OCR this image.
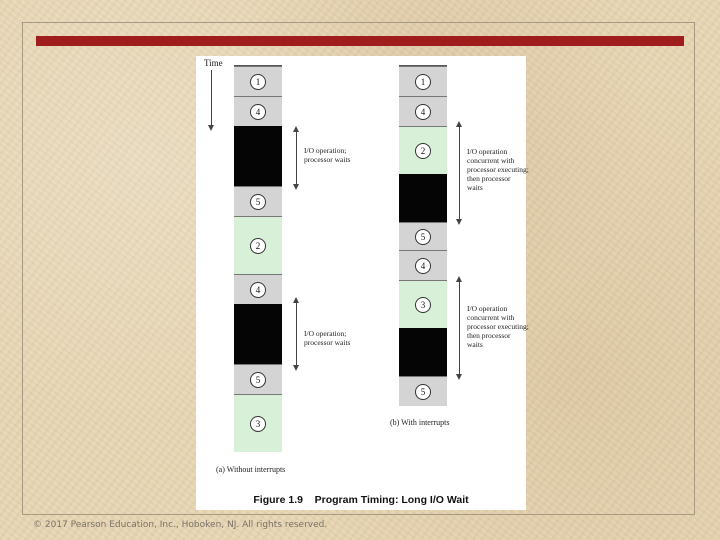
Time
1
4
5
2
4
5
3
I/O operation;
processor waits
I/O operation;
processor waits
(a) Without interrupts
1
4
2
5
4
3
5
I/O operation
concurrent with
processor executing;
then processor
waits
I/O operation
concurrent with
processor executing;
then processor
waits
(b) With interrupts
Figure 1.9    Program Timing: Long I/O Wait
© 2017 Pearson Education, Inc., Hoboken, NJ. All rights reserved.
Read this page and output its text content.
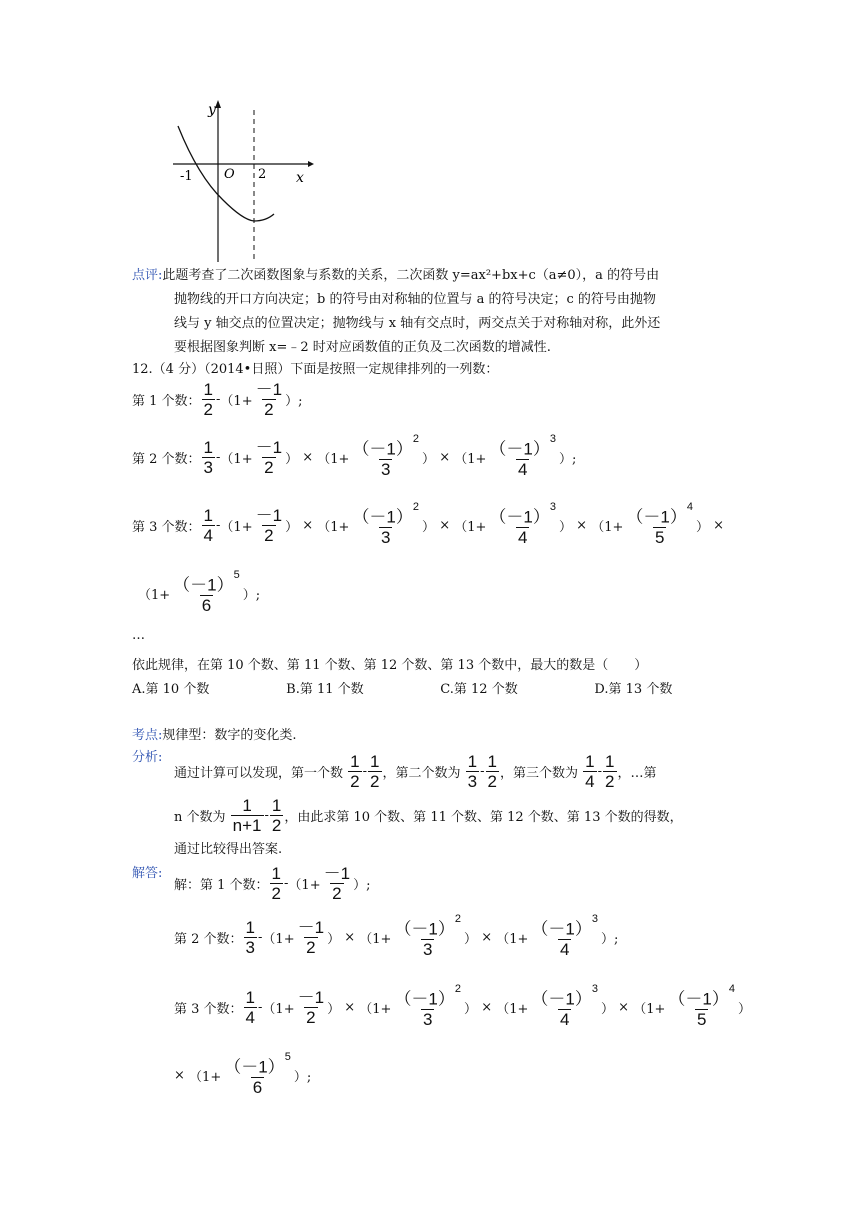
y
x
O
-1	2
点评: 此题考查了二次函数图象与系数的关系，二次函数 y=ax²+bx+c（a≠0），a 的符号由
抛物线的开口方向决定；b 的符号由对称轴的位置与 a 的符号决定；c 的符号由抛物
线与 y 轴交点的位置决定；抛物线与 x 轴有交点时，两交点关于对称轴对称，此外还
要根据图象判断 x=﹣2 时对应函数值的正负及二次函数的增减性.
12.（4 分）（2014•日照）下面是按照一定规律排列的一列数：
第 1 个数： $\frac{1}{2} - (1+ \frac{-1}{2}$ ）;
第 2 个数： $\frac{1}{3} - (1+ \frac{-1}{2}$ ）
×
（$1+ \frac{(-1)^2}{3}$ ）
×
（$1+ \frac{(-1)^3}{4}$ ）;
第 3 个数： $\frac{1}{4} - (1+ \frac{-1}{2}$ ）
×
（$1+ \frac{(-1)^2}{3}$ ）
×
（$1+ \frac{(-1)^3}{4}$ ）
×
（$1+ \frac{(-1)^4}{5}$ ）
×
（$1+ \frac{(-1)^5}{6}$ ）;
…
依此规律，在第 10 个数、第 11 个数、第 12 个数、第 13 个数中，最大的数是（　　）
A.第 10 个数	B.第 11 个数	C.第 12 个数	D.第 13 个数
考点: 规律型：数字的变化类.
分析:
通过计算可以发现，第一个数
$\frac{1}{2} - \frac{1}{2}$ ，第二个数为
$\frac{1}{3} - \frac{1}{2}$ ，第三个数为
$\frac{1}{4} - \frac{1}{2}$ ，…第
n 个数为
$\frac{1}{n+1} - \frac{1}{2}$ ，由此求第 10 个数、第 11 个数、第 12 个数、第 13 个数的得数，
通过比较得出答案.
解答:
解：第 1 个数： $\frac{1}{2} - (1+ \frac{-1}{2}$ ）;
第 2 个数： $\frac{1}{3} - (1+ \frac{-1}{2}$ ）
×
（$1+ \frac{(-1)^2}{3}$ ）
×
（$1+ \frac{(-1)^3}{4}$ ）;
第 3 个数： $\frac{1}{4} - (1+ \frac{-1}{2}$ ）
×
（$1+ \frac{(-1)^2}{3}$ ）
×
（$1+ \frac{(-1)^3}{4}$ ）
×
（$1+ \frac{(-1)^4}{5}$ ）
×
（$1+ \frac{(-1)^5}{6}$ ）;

----------

## Task details
Reproduce the material above verbatim; omit every picture.

## Written answer
OCR this image.
Time
1
4
5
2
4
5
3
I/O operation;
processor waits
I/O operation;
processor waits
(a) Without interrupts
1
4
2
5
4
3
5
I/O operation
concurrent with
processor executing;
then processor
waits
I/O operation
concurrent with
processor executing;
then processor
waits
(b) With interrupts
Figure 1.9    Program Timing: Long I/O Wait
© 2017 Pearson Education, Inc., Hoboken, NJ. All rights reserved.
Read this page and output its text content.
y
x
O
-1	2
点评: 此题考查了二次函数图象与系数的关系，二次函数 y=ax²+bx+c（a≠0），a 的符号由
抛物线的开口方向决定；b 的符号由对称轴的位置与 a 的符号决定；c 的符号由抛物
线与 y 轴交点的位置决定；抛物线与 x 轴有交点时，两交点关于对称轴对称，此外还
要根据图象判断 x=﹣2 时对应函数值的正负及二次函数的增减性.
12.（4 分）（2014•日照）下面是按照一定规律排列的一列数：
第 1 个数： $\frac{1}{2} - (1+ \frac{-1}{2}$ ）;
第 2 个数： $\frac{1}{3} - (1+ \frac{-1}{2}$ ）
×
（$1+ \frac{(-1)^2}{3}$ ）
×
（$1+ \frac{(-1)^3}{4}$ ）;
第 3 个数： $\frac{1}{4} - (1+ \frac{-1}{2}$ ）
×
（$1+ \frac{(-1)^2}{3}$ ）
×
（$1+ \frac{(-1)^3}{4}$ ）
×
（$1+ \frac{(-1)^4}{5}$ ）
×
（$1+ \frac{(-1)^5}{6}$ ）;
…
依此规律，在第 10 个数、第 11 个数、第 12 个数、第 13 个数中，最大的数是（　　）
A.第 10 个数	B.第 11 个数	C.第 12 个数	D.第 13 个数
考点: 规律型：数字的变化类.
分析:
通过计算可以发现，第一个数
$\frac{1}{2} - \frac{1}{2}$ ，第二个数为
$\frac{1}{3} - \frac{1}{2}$ ，第三个数为
$\frac{1}{4} - \frac{1}{2}$ ，…第
n 个数为
$\frac{1}{n+1} - \frac{1}{2}$ ，由此求第 10 个数、第 11 个数、第 12 个数、第 13 个数的得数，
通过比较得出答案.
解答:
解：第 1 个数： $\frac{1}{2} - (1+ \frac{-1}{2}$ ）;
第 2 个数： $\frac{1}{3} - (1+ \frac{-1}{2}$ ）
×
（$1+ \frac{(-1)^2}{3}$ ）
×
（$1+ \frac{(-1)^3}{4}$ ）;
第 3 个数： $\frac{1}{4} - (1+ \frac{-1}{2}$ ）
×
（$1+ \frac{(-1)^2}{3}$ ）
×
（$1+ \frac{(-1)^3}{4}$ ）
×
（$1+ \frac{(-1)^4}{5}$ ）
×
（$1+ \frac{(-1)^5}{6}$ ）;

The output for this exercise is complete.